══ Material for this task ══

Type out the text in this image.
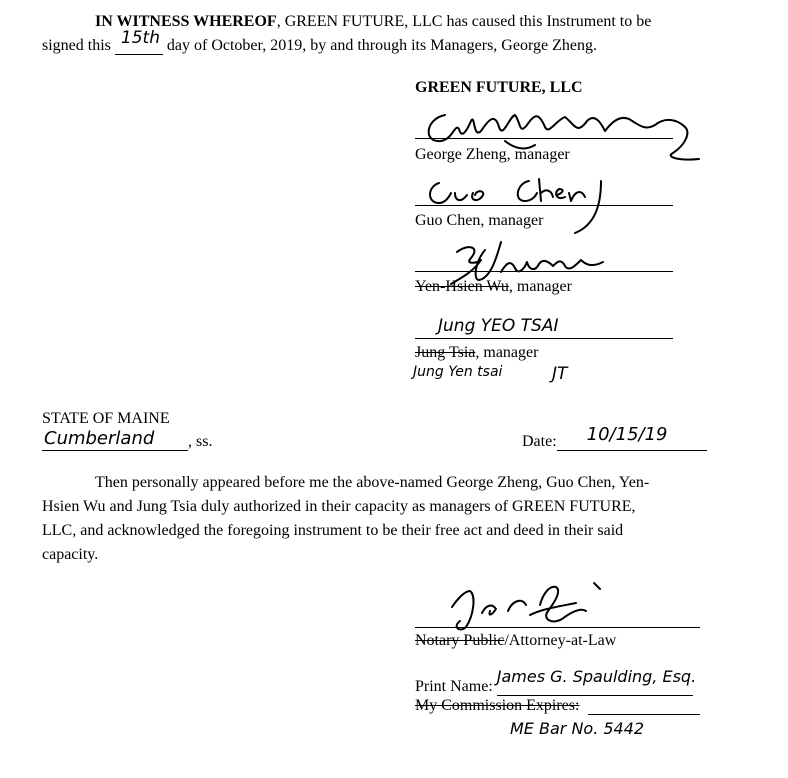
IN WITNESS WHEREOF, GREEN FUTURE, LLC has caused this Instrument to be
signed this 15th day of October, 2019, by and through its Managers, George Zheng.
GREEN FUTURE, LLC
George Zheng, manager
Guo Chen, manager
Yen-Hsien Wu, manager
Jung YEO TSAI
Jung Tsia, manager
Jung Yen tsai	JT
STATE OF MAINE
Cumberland , ss.	Date: 10/15/19
Then personally appeared before me the above-named George Zheng, Guo Chen, Yen-
Hsien Wu and Jung Tsia duly authorized in their capacity as managers of GREEN FUTURE,
LLC, and acknowledged the foregoing instrument to be their free act and deed in their said
capacity.
Notary Public/Attorney-at-Law
Print Name:
James G. Spaulding, Esq.
My Commission Expires:
ME Bar No. 5442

═══

• **Exercise**: Filter the records, keeping only lines that contain "GREEN", and show those lines.

• **Solution to the problem**:
IN WITNESS WHEREOF, GREEN FUTURE, LLC has caused this Instrument to be
GREEN FUTURE, LLC
Hsien Wu and Jung Tsia duly authorized in their capacity as managers of GREEN FUTURE,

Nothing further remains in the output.